(Collected data)
------
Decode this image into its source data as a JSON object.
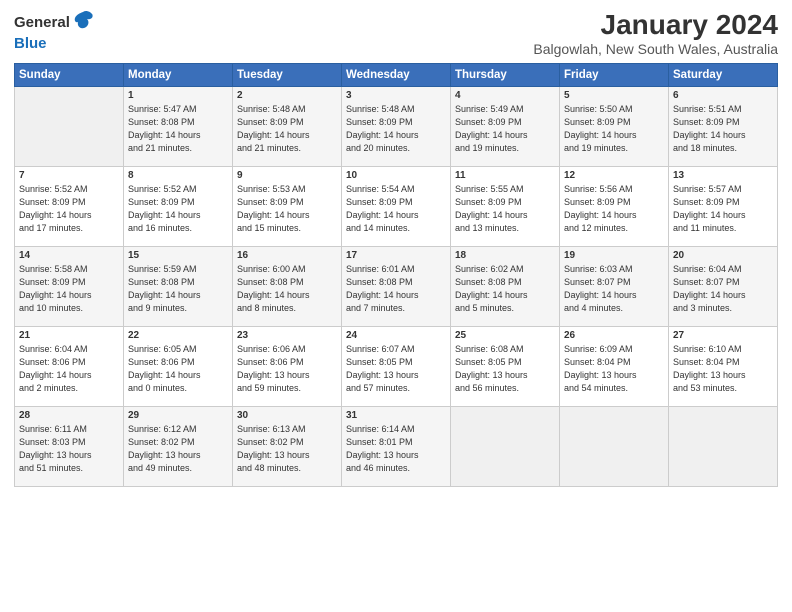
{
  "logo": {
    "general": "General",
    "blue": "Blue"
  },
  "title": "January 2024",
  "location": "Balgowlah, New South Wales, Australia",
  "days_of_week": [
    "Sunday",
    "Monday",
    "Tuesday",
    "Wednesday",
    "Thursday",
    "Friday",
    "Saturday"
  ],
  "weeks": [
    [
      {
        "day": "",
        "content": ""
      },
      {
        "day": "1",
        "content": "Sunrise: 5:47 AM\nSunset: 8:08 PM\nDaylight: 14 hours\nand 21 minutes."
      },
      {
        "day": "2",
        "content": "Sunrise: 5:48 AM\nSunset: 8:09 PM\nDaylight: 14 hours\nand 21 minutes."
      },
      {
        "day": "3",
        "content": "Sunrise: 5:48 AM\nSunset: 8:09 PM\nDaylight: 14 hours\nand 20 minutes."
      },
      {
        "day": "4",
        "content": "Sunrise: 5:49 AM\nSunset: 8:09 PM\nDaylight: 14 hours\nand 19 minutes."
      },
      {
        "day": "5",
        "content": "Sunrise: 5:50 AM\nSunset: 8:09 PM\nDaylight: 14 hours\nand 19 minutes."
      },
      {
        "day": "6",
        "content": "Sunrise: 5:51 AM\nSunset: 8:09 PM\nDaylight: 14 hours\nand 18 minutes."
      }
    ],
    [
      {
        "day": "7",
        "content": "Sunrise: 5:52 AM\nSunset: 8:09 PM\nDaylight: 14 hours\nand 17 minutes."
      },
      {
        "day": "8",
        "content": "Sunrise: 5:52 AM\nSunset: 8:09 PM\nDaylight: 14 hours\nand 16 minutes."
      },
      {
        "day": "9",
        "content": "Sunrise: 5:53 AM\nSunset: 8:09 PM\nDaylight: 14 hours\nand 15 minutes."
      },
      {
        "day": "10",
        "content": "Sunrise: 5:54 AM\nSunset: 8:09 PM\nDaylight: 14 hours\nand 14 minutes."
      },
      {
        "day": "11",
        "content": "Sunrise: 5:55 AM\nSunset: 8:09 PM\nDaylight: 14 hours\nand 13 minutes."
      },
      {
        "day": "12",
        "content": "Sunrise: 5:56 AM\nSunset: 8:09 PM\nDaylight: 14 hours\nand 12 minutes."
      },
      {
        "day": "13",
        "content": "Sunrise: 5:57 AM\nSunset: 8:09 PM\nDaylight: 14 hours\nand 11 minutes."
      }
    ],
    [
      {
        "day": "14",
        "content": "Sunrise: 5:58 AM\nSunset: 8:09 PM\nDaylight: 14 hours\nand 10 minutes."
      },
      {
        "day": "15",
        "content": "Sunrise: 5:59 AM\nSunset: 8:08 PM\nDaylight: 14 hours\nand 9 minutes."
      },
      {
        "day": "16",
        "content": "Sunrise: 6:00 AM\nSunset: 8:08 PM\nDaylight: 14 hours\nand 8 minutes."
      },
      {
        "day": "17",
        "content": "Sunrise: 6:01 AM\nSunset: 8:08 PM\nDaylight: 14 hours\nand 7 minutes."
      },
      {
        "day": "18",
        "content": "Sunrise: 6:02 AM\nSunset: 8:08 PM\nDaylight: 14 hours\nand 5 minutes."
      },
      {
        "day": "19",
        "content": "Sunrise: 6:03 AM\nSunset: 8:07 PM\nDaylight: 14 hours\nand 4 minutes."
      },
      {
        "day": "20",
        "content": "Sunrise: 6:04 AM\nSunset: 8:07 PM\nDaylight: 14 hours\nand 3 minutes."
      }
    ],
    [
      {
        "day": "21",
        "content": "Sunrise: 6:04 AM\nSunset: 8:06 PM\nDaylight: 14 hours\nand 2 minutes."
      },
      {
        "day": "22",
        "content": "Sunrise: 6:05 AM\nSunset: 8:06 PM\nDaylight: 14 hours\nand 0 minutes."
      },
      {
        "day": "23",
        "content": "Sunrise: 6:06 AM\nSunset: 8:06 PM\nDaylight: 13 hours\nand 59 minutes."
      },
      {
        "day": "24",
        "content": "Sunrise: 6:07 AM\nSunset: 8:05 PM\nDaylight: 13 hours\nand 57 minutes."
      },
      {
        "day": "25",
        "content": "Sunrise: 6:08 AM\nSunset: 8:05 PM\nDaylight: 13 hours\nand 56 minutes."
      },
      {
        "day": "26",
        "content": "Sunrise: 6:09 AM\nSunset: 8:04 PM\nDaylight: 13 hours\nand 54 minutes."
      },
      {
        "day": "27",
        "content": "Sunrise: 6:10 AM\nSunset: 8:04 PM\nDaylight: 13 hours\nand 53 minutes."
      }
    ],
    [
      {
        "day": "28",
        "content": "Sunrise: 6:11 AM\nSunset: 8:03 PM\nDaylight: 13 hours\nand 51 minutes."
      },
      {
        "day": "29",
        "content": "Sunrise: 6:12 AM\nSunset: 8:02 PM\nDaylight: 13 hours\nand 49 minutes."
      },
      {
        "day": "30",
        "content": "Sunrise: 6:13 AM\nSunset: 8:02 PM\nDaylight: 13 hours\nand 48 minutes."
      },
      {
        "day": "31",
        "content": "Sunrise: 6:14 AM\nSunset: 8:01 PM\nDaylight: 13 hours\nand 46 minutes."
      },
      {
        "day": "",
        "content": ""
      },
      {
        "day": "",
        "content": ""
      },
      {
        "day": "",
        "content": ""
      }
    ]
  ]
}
------
Keep the pictures out of the copy and return the rest of the data above exactly.

Task result:
Decode this image into its source data as a JSON object.
{
  "logo": {
    "general": "General",
    "blue": "Blue"
  },
  "title": "January 2024",
  "location": "Balgowlah, New South Wales, Australia",
  "days_of_week": [
    "Sunday",
    "Monday",
    "Tuesday",
    "Wednesday",
    "Thursday",
    "Friday",
    "Saturday"
  ],
  "weeks": [
    [
      {
        "day": "",
        "content": ""
      },
      {
        "day": "1",
        "content": "Sunrise: 5:47 AM\nSunset: 8:08 PM\nDaylight: 14 hours\nand 21 minutes."
      },
      {
        "day": "2",
        "content": "Sunrise: 5:48 AM\nSunset: 8:09 PM\nDaylight: 14 hours\nand 21 minutes."
      },
      {
        "day": "3",
        "content": "Sunrise: 5:48 AM\nSunset: 8:09 PM\nDaylight: 14 hours\nand 20 minutes."
      },
      {
        "day": "4",
        "content": "Sunrise: 5:49 AM\nSunset: 8:09 PM\nDaylight: 14 hours\nand 19 minutes."
      },
      {
        "day": "5",
        "content": "Sunrise: 5:50 AM\nSunset: 8:09 PM\nDaylight: 14 hours\nand 19 minutes."
      },
      {
        "day": "6",
        "content": "Sunrise: 5:51 AM\nSunset: 8:09 PM\nDaylight: 14 hours\nand 18 minutes."
      }
    ],
    [
      {
        "day": "7",
        "content": "Sunrise: 5:52 AM\nSunset: 8:09 PM\nDaylight: 14 hours\nand 17 minutes."
      },
      {
        "day": "8",
        "content": "Sunrise: 5:52 AM\nSunset: 8:09 PM\nDaylight: 14 hours\nand 16 minutes."
      },
      {
        "day": "9",
        "content": "Sunrise: 5:53 AM\nSunset: 8:09 PM\nDaylight: 14 hours\nand 15 minutes."
      },
      {
        "day": "10",
        "content": "Sunrise: 5:54 AM\nSunset: 8:09 PM\nDaylight: 14 hours\nand 14 minutes."
      },
      {
        "day": "11",
        "content": "Sunrise: 5:55 AM\nSunset: 8:09 PM\nDaylight: 14 hours\nand 13 minutes."
      },
      {
        "day": "12",
        "content": "Sunrise: 5:56 AM\nSunset: 8:09 PM\nDaylight: 14 hours\nand 12 minutes."
      },
      {
        "day": "13",
        "content": "Sunrise: 5:57 AM\nSunset: 8:09 PM\nDaylight: 14 hours\nand 11 minutes."
      }
    ],
    [
      {
        "day": "14",
        "content": "Sunrise: 5:58 AM\nSunset: 8:09 PM\nDaylight: 14 hours\nand 10 minutes."
      },
      {
        "day": "15",
        "content": "Sunrise: 5:59 AM\nSunset: 8:08 PM\nDaylight: 14 hours\nand 9 minutes."
      },
      {
        "day": "16",
        "content": "Sunrise: 6:00 AM\nSunset: 8:08 PM\nDaylight: 14 hours\nand 8 minutes."
      },
      {
        "day": "17",
        "content": "Sunrise: 6:01 AM\nSunset: 8:08 PM\nDaylight: 14 hours\nand 7 minutes."
      },
      {
        "day": "18",
        "content": "Sunrise: 6:02 AM\nSunset: 8:08 PM\nDaylight: 14 hours\nand 5 minutes."
      },
      {
        "day": "19",
        "content": "Sunrise: 6:03 AM\nSunset: 8:07 PM\nDaylight: 14 hours\nand 4 minutes."
      },
      {
        "day": "20",
        "content": "Sunrise: 6:04 AM\nSunset: 8:07 PM\nDaylight: 14 hours\nand 3 minutes."
      }
    ],
    [
      {
        "day": "21",
        "content": "Sunrise: 6:04 AM\nSunset: 8:06 PM\nDaylight: 14 hours\nand 2 minutes."
      },
      {
        "day": "22",
        "content": "Sunrise: 6:05 AM\nSunset: 8:06 PM\nDaylight: 14 hours\nand 0 minutes."
      },
      {
        "day": "23",
        "content": "Sunrise: 6:06 AM\nSunset: 8:06 PM\nDaylight: 13 hours\nand 59 minutes."
      },
      {
        "day": "24",
        "content": "Sunrise: 6:07 AM\nSunset: 8:05 PM\nDaylight: 13 hours\nand 57 minutes."
      },
      {
        "day": "25",
        "content": "Sunrise: 6:08 AM\nSunset: 8:05 PM\nDaylight: 13 hours\nand 56 minutes."
      },
      {
        "day": "26",
        "content": "Sunrise: 6:09 AM\nSunset: 8:04 PM\nDaylight: 13 hours\nand 54 minutes."
      },
      {
        "day": "27",
        "content": "Sunrise: 6:10 AM\nSunset: 8:04 PM\nDaylight: 13 hours\nand 53 minutes."
      }
    ],
    [
      {
        "day": "28",
        "content": "Sunrise: 6:11 AM\nSunset: 8:03 PM\nDaylight: 13 hours\nand 51 minutes."
      },
      {
        "day": "29",
        "content": "Sunrise: 6:12 AM\nSunset: 8:02 PM\nDaylight: 13 hours\nand 49 minutes."
      },
      {
        "day": "30",
        "content": "Sunrise: 6:13 AM\nSunset: 8:02 PM\nDaylight: 13 hours\nand 48 minutes."
      },
      {
        "day": "31",
        "content": "Sunrise: 6:14 AM\nSunset: 8:01 PM\nDaylight: 13 hours\nand 46 minutes."
      },
      {
        "day": "",
        "content": ""
      },
      {
        "day": "",
        "content": ""
      },
      {
        "day": "",
        "content": ""
      }
    ]
  ]
}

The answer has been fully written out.